__TASK DETAILS__. How many lines in the records below hold the string "text"? Please answer with the number and nothing more.

__Data entries__.
Start
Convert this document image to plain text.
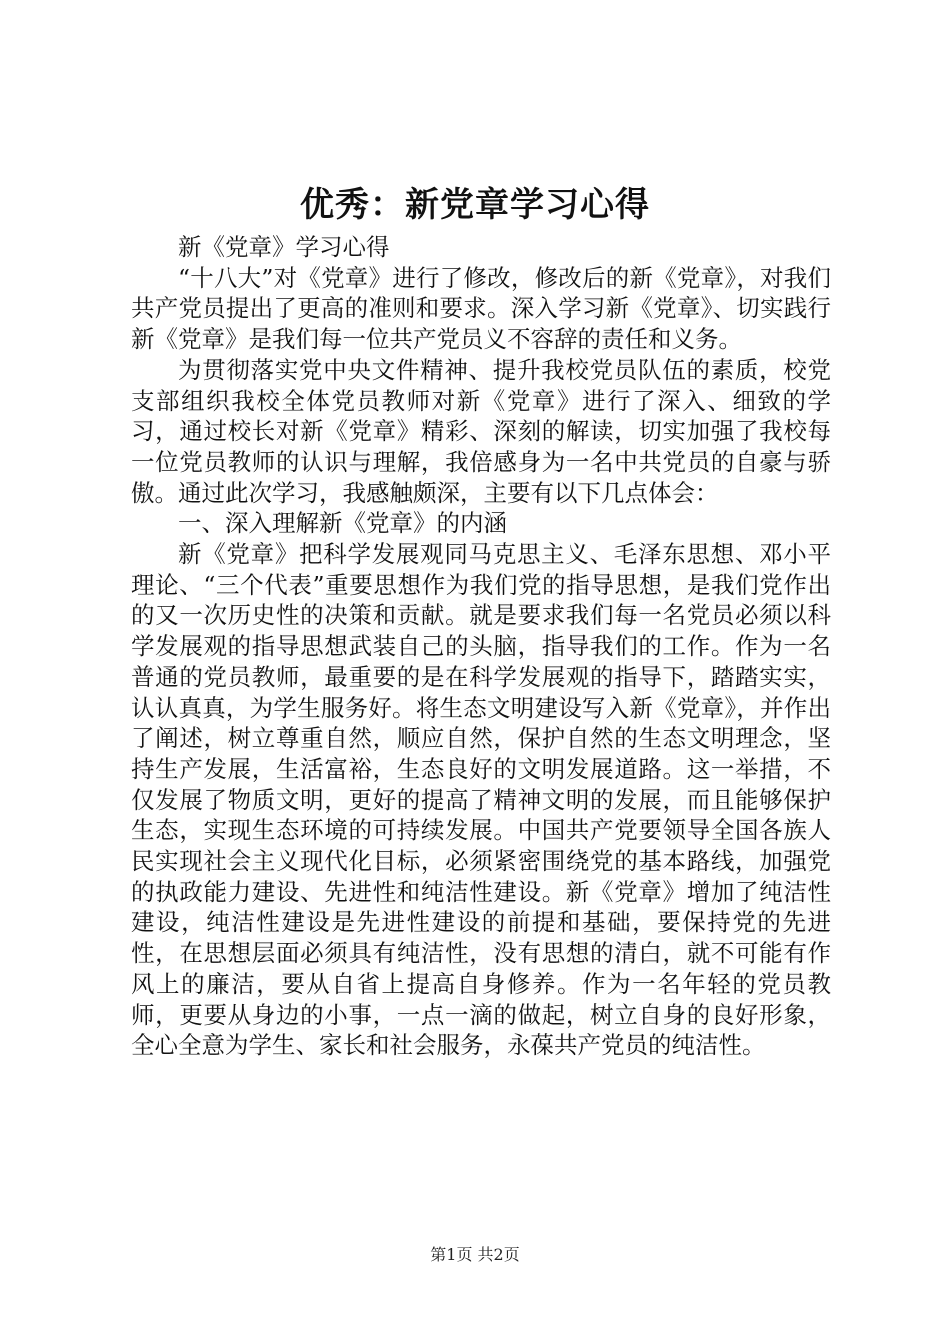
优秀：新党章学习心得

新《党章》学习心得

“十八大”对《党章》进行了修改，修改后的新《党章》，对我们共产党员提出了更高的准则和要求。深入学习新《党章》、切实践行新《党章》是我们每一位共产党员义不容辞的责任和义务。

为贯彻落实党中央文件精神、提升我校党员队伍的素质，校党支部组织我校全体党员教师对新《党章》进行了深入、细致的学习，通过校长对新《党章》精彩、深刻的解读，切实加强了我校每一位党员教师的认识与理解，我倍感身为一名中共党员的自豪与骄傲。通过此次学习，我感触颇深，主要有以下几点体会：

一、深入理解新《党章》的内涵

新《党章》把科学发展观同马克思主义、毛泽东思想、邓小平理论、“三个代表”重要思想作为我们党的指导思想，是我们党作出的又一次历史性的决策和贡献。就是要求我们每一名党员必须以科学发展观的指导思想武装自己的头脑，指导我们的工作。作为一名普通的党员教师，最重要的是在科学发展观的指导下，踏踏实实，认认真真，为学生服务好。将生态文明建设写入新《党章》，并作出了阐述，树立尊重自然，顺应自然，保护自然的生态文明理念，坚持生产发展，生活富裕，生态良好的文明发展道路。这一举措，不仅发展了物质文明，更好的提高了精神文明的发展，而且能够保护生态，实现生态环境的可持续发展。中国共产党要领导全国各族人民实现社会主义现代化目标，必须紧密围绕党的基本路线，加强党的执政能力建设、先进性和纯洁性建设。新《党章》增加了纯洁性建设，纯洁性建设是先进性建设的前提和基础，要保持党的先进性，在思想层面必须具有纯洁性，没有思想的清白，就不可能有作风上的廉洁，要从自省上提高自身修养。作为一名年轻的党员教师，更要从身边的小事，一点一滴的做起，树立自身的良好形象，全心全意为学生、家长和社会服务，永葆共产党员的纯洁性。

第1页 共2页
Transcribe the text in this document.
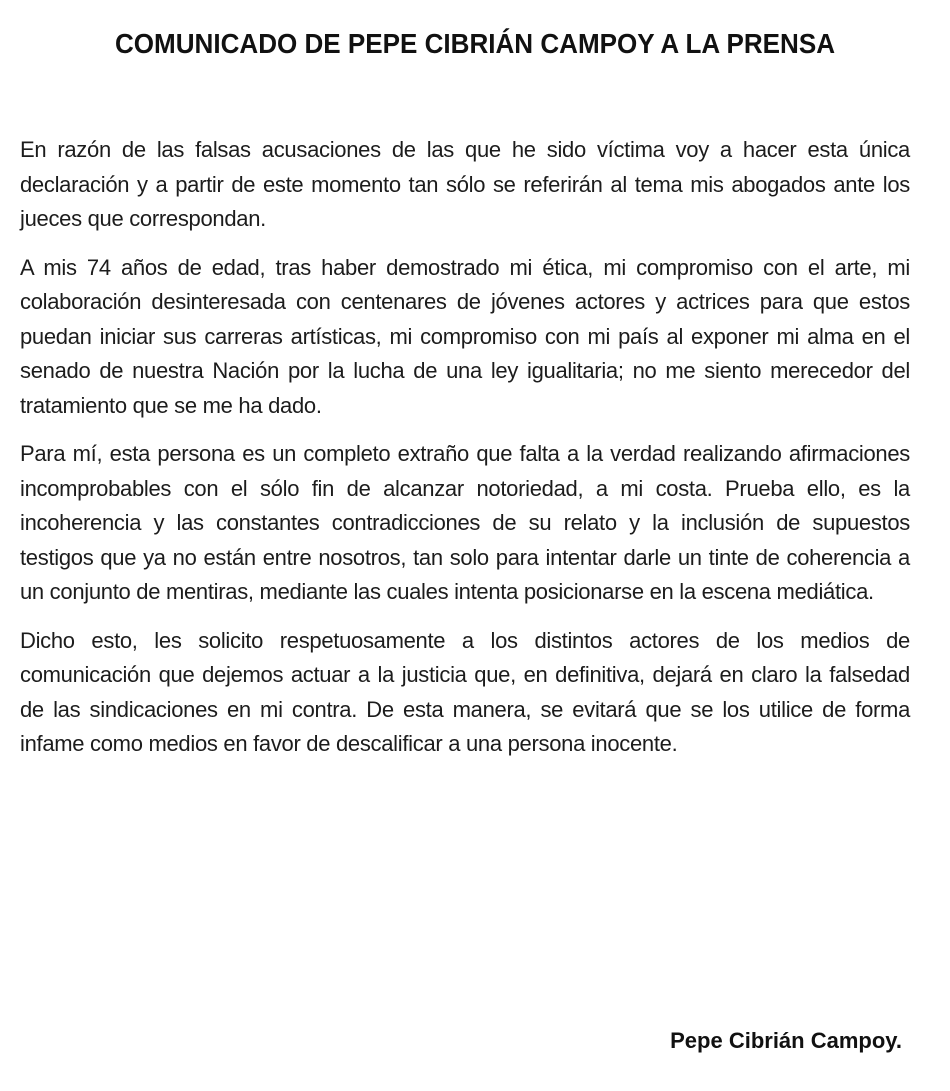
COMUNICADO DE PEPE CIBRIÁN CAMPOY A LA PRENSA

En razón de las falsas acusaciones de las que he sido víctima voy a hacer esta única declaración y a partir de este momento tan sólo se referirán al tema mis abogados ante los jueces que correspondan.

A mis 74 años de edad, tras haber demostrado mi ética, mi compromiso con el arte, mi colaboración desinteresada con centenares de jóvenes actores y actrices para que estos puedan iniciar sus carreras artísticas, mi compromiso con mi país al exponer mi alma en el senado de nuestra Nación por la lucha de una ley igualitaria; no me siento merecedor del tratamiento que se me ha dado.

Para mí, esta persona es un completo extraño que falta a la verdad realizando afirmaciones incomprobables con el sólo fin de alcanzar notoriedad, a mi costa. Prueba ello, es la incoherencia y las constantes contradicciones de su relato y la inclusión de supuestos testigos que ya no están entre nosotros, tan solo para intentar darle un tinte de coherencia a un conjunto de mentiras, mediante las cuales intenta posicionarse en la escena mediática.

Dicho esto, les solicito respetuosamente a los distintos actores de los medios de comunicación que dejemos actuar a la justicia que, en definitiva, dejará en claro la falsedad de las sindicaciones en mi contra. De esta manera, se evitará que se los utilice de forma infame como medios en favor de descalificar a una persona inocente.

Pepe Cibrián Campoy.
End
Start
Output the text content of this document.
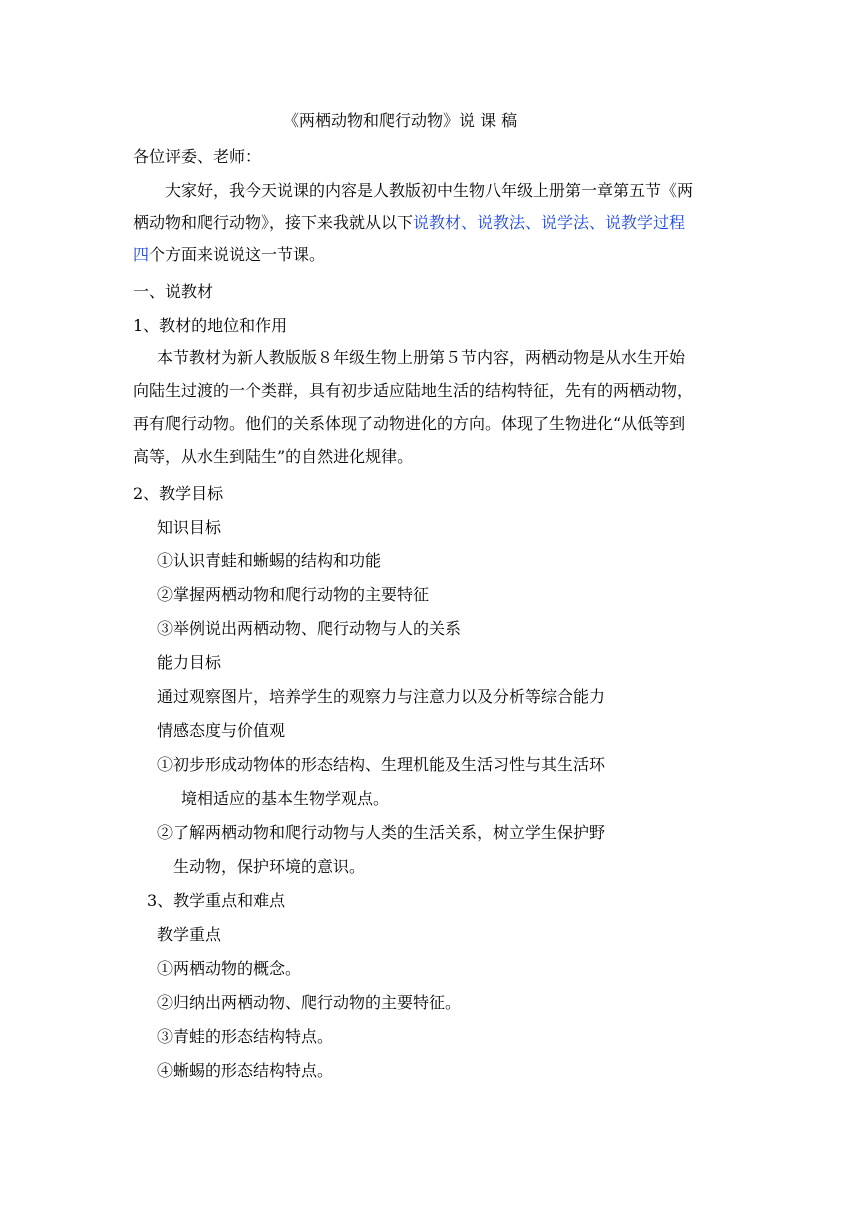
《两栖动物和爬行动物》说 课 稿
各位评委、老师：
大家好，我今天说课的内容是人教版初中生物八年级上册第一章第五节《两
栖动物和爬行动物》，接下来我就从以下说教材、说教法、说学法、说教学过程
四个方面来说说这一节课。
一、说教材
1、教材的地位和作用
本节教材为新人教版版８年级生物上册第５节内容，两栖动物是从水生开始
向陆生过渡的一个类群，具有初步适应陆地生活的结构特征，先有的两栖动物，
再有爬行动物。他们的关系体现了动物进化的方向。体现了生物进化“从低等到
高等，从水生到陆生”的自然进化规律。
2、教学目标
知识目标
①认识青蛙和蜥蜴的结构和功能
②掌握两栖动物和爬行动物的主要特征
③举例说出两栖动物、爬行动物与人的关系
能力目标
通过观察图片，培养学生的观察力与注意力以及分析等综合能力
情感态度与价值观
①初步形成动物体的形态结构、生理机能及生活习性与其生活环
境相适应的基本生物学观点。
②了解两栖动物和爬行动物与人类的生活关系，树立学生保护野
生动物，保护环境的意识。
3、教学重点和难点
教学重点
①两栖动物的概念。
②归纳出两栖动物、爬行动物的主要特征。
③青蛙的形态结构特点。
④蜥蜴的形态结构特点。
End
__RESPONSE FOR THIS EXERCISE__. 3